### Listed entries:

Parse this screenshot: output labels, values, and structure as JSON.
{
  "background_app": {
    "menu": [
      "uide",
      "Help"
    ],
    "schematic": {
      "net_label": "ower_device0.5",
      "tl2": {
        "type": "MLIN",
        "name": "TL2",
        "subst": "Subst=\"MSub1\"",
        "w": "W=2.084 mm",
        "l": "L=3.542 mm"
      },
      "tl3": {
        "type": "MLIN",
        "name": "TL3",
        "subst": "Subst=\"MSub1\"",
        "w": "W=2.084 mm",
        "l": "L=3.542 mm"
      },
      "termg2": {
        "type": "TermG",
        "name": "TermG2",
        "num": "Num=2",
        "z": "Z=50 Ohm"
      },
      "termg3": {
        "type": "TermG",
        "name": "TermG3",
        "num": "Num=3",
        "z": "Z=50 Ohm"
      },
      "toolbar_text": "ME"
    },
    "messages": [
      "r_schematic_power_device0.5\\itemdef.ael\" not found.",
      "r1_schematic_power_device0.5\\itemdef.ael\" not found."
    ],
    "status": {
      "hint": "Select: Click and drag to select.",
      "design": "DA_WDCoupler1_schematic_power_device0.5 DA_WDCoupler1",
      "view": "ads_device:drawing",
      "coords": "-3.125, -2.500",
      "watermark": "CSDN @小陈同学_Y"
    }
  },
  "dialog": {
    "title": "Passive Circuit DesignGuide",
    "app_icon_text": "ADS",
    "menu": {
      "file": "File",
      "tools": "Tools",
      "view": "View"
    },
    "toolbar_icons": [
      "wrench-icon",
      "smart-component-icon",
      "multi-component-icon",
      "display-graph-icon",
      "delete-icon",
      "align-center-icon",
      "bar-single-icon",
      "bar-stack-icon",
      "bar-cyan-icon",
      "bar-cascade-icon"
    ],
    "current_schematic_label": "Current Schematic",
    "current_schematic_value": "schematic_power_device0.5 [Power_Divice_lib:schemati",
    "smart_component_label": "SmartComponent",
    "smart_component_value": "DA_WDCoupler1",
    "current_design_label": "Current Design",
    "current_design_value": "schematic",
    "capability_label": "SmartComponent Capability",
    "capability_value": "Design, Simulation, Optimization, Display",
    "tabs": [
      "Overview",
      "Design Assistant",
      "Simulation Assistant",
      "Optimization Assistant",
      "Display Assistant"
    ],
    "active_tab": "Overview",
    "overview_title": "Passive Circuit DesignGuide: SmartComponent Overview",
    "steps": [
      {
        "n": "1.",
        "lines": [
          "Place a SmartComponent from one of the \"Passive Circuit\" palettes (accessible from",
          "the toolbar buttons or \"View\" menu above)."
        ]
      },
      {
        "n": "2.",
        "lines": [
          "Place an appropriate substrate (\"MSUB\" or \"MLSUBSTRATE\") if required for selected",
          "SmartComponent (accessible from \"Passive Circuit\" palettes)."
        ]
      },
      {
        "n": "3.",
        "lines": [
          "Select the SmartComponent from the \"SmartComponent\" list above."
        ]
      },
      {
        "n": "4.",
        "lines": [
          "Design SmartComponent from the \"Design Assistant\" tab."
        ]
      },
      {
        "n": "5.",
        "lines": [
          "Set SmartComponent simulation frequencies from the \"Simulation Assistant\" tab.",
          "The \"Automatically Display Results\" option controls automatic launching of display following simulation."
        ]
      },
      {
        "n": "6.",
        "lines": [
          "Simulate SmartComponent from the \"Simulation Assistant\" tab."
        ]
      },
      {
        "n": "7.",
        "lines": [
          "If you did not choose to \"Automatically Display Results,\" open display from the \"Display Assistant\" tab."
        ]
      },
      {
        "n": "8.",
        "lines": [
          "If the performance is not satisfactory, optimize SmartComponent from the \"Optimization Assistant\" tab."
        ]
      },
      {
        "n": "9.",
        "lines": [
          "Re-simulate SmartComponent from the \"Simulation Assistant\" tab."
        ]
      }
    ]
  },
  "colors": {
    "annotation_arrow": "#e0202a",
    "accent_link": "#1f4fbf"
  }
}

### Job:
Look over the records above and copy each line that includes the string "Place".

### Exercise result:
          "Place a SmartComponent from one of the \"Passive Circuit\" palettes (accessible from",
          "Place an appropriate substrate (\"MSUB\" or \"MLSUBSTRATE\") if required for selected",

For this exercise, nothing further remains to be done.